§ **Task goal**
Copy all lines of the listing that include the string "view".

╭─ Supplied data

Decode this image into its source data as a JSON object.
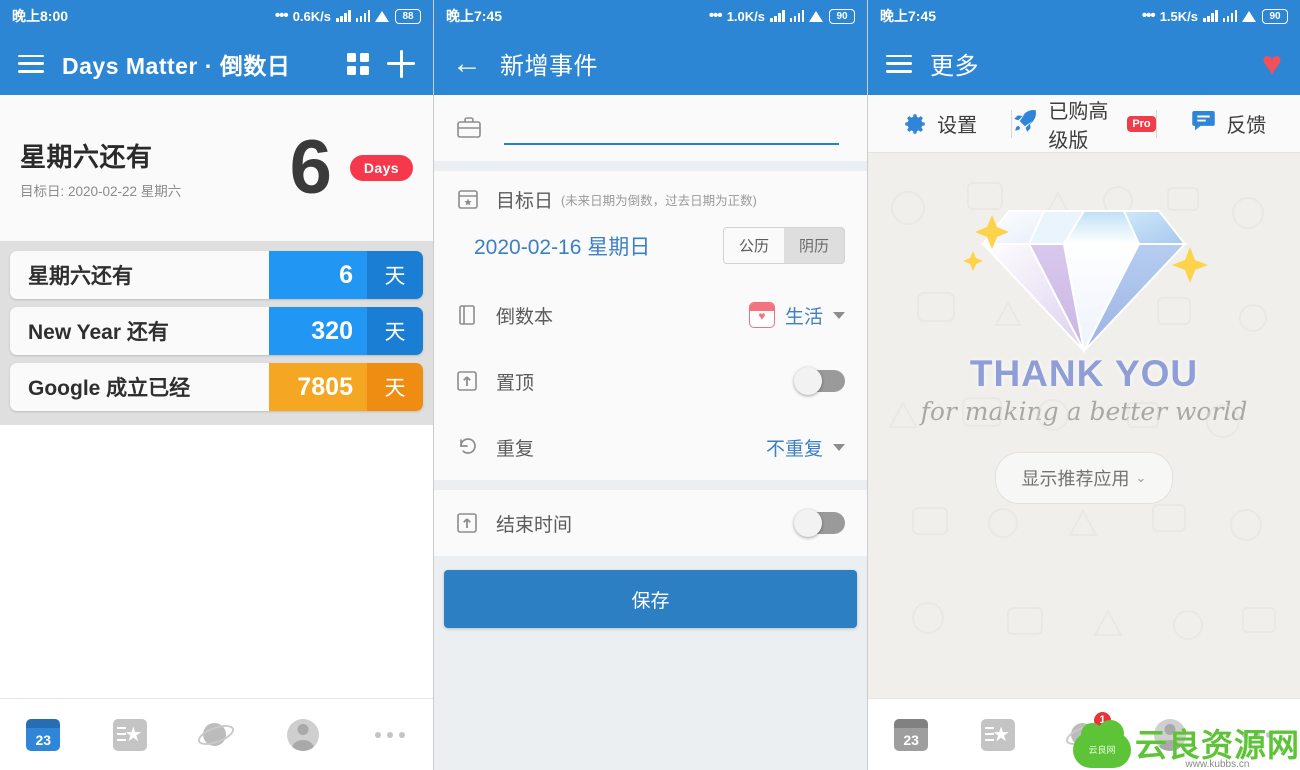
{
  "left": {
    "status": {
      "time": "晚上8:00",
      "net_speed": "0.6K/s",
      "battery": "88"
    },
    "appbar": {
      "title": "Days Matter · 倒数日",
      "menu_icon": "hamburger-icon",
      "grid_icon": "grid-view-icon",
      "add_icon": "plus-icon"
    },
    "hero": {
      "title": "星期六还有",
      "subtitle": "目标日: 2020-02-22 星期六",
      "number": "6",
      "unit_pill": "Days"
    },
    "events": [
      {
        "name": "星期六还有",
        "value": "6",
        "unit": "天",
        "color": "#2196f3",
        "unit_color": "#1a7fd4"
      },
      {
        "name": "New Year 还有",
        "value": "320",
        "unit": "天",
        "color": "#2196f3",
        "unit_color": "#1a7fd4"
      },
      {
        "name": "Google 成立已经",
        "value": "7805",
        "unit": "天",
        "color": "#f5a623",
        "unit_color": "#ef8c12"
      }
    ],
    "nav": [
      {
        "name": "calendar",
        "label": "23",
        "active": true
      },
      {
        "name": "notebook",
        "label": "",
        "active": false
      },
      {
        "name": "planet",
        "label": "",
        "active": false
      },
      {
        "name": "profile",
        "label": "",
        "active": false
      },
      {
        "name": "more",
        "label": "",
        "active": false
      }
    ]
  },
  "middle": {
    "status": {
      "time": "晚上7:45",
      "net_speed": "1.0K/s",
      "battery": "90"
    },
    "appbar": {
      "title": "新增事件",
      "back_icon": "back-arrow-icon"
    },
    "form": {
      "title_field": {
        "icon": "briefcase-icon",
        "value": "",
        "placeholder": ""
      },
      "target_date": {
        "icon": "calendar-star-icon",
        "label": "目标日",
        "hint": "(未来日期为倒数，过去日期为正数)",
        "value": "2020-02-16 星期日",
        "calendar_options": [
          "公历",
          "阴历"
        ],
        "calendar_selected": "公历"
      },
      "notebook": {
        "icon": "book-icon",
        "label": "倒数本",
        "value": "生活"
      },
      "pin_top": {
        "icon": "pin-top-icon",
        "label": "置顶",
        "on": false
      },
      "repeat": {
        "icon": "repeat-icon",
        "label": "重复",
        "value": "不重复"
      },
      "end_time": {
        "icon": "end-time-icon",
        "label": "结束时间",
        "on": false
      },
      "save_label": "保存"
    }
  },
  "right": {
    "status": {
      "time": "晚上7:45",
      "net_speed": "1.5K/s",
      "battery": "90"
    },
    "appbar": {
      "title": "更多",
      "menu_icon": "hamburger-icon",
      "favorite_icon": "heart-icon"
    },
    "actions": [
      {
        "name": "settings",
        "label": "设置",
        "icon": "gear-icon",
        "badge": ""
      },
      {
        "name": "premium",
        "label": "已购高级版",
        "icon": "rocket-icon",
        "badge": "Pro"
      },
      {
        "name": "feedback",
        "label": "反馈",
        "icon": "chat-icon",
        "badge": ""
      }
    ],
    "thankyou": {
      "headline": "THANK YOU",
      "subline": "for making a better world",
      "button": "显示推荐应用",
      "chevron": "⌄"
    },
    "nav": [
      {
        "name": "calendar",
        "label": "23",
        "active": false,
        "badge": ""
      },
      {
        "name": "notebook",
        "label": "",
        "active": false,
        "badge": ""
      },
      {
        "name": "planet",
        "label": "",
        "active": false,
        "badge": "1"
      },
      {
        "name": "profile",
        "label": "",
        "active": false,
        "badge": ""
      },
      {
        "name": "more",
        "label": "",
        "active": false,
        "badge": ""
      }
    ],
    "watermark": {
      "brand": "云良资源网",
      "mark": "云良网",
      "url": "www.kubbs.cn"
    }
  },
  "colors": {
    "primary": "#2d86d3",
    "accent_red": "#f5384c",
    "accent_orange": "#f5a623",
    "link_blue": "#3b7fc4"
  }
}
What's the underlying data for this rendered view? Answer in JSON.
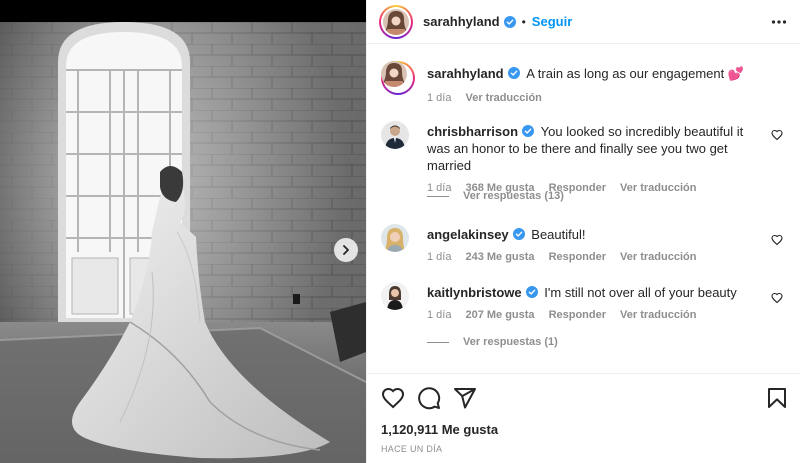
{
  "post": {
    "author": "sarahhyland",
    "follow_label": "Seguir",
    "dot": "•",
    "caption": "A train as long as our engagement",
    "caption_emoji": "💕",
    "caption_time": "1 día",
    "caption_translate": "Ver traducción",
    "likes": "1,120,911 Me gusta",
    "date": "HACE UN DÍA"
  },
  "comments": [
    {
      "user": "chrisbharrison",
      "text": "You looked so incredibly beautiful it was an honor to be there and finally see you two get married",
      "time": "1 día",
      "likes": "368 Me gusta",
      "reply": "Responder",
      "translate": "Ver traducción",
      "replies": "Ver respuestas (13)"
    },
    {
      "user": "angelakinsey",
      "text": "Beautiful!",
      "time": "1 día",
      "likes": "243 Me gusta",
      "reply": "Responder",
      "translate": "Ver traducción"
    },
    {
      "user": "kaitlynbristowe",
      "text": "I'm still not over all of your beauty",
      "time": "1 día",
      "likes": "207 Me gusta",
      "reply": "Responder",
      "translate": "Ver traducción",
      "replies": "Ver respuestas (1)"
    }
  ],
  "icons": {
    "like": "heart-icon",
    "comment": "comment-icon",
    "share": "send-icon",
    "save": "bookmark-icon",
    "more": "more-options-icon",
    "next": "chevron-right-icon",
    "verified": "verified-badge-icon"
  },
  "colors": {
    "accent": "#0095f6",
    "text": "#262626",
    "muted": "#8e8e8e",
    "divider": "#efefef"
  }
}
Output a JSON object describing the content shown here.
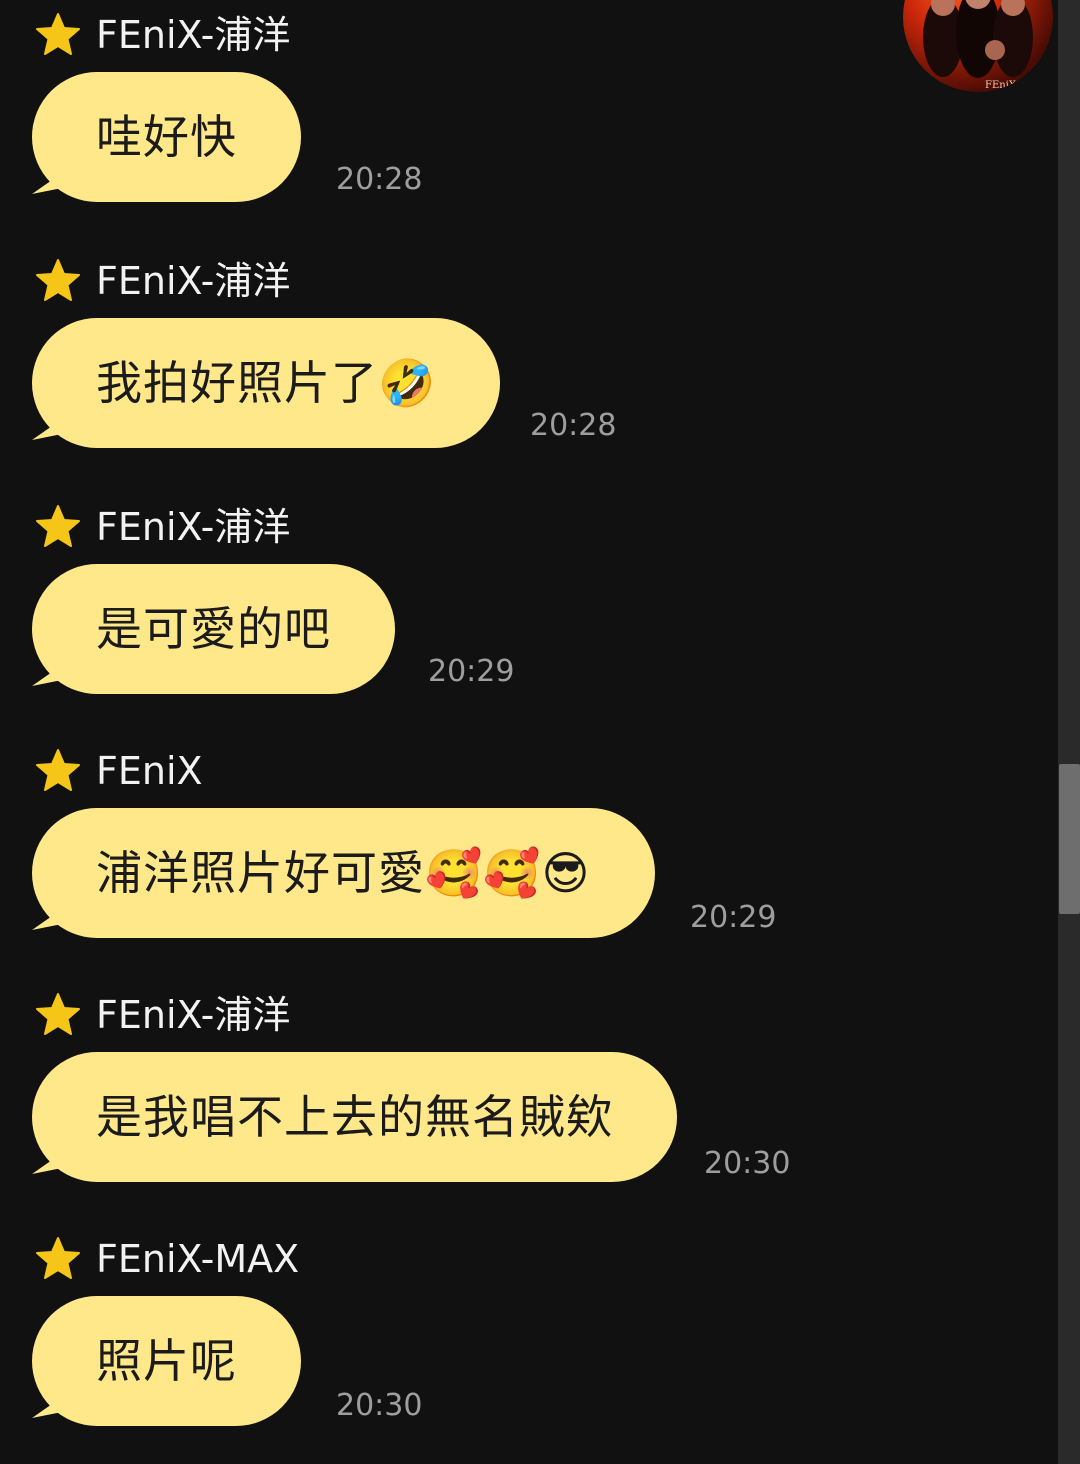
{
  "chat": {
    "avatar_icon": "group-avatar-photo",
    "avatar_text": "FEniX",
    "messages": [
      {
        "sender": "FEniX-浦洋",
        "text": "哇好快",
        "time": "20:28"
      },
      {
        "sender": "FEniX-浦洋",
        "text": "我拍好照片了🤣",
        "time": "20:28"
      },
      {
        "sender": "FEniX-浦洋",
        "text": "是可愛的吧",
        "time": "20:29"
      },
      {
        "sender": "FEniX",
        "text": "浦洋照片好可愛🥰🥰😎",
        "time": "20:29"
      },
      {
        "sender": "FEniX-浦洋",
        "text": "是我唱不上去的無名賊欸",
        "time": "20:30"
      },
      {
        "sender": "FEniX-MAX",
        "text": "照片呢",
        "time": "20:30"
      }
    ]
  },
  "colors": {
    "background": "#111111",
    "bubble": "#ffe88a",
    "star": "#f5c518",
    "sender_text": "#f2f2f2",
    "time_text": "#9e9e9e",
    "scrollbar_thumb": "#6e6e6e"
  }
}
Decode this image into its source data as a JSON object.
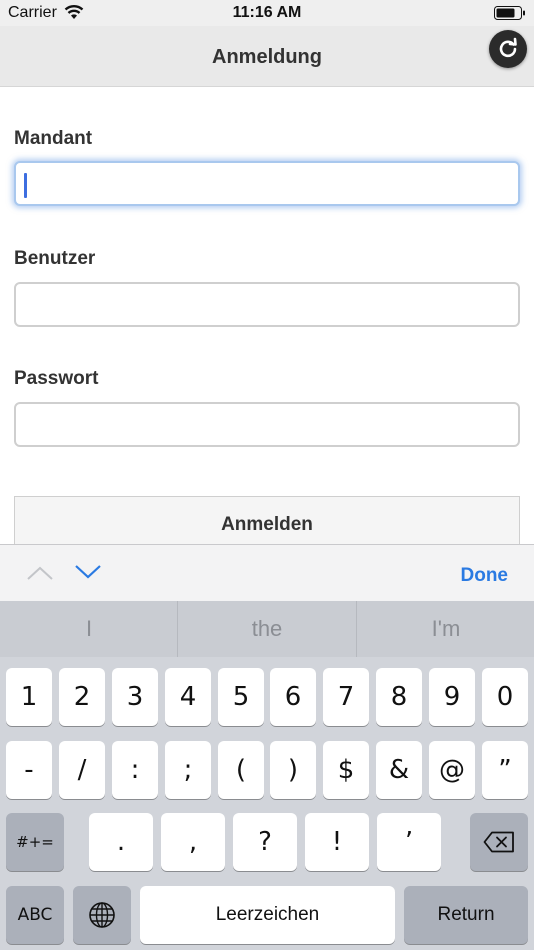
{
  "status": {
    "carrier": "Carrier",
    "time": "11:16 AM"
  },
  "nav": {
    "title": "Anmeldung"
  },
  "form": {
    "fields": [
      {
        "label": "Mandant",
        "value": "",
        "placeholder": ""
      },
      {
        "label": "Benutzer",
        "value": "",
        "placeholder": ""
      },
      {
        "label": "Passwort",
        "value": "",
        "placeholder": ""
      }
    ],
    "submit_label": "Anmelden"
  },
  "accessory": {
    "done_label": "Done"
  },
  "keyboard": {
    "suggestions": [
      "I",
      "the",
      "I'm"
    ],
    "row1": [
      "1",
      "2",
      "3",
      "4",
      "5",
      "6",
      "7",
      "8",
      "9",
      "0"
    ],
    "row2": [
      "-",
      "/",
      ":",
      ";",
      "(",
      ")",
      "$",
      "&",
      "@",
      "”"
    ],
    "row3": {
      "shift": "#+=",
      "keys": [
        ".",
        ",",
        "?",
        "!",
        "’"
      ]
    },
    "row4": {
      "abc": "ABC",
      "space": "Leerzeichen",
      "return": "Return"
    }
  },
  "icons": {
    "refresh": "refresh-icon",
    "wifi": "wifi-icon",
    "battery": "battery-icon",
    "chevron_up": "chevron-up-icon",
    "chevron_down": "chevron-down-icon",
    "globe": "globe-icon",
    "backspace": "backspace-icon"
  },
  "colors": {
    "accent": "#2a7ae2",
    "caret": "#3d6ee0"
  }
}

╰─

§ **Response to the task**
      "grid_icon": "grid-view-icon",
What's the underlying data for this rendered view? Answer in JSON.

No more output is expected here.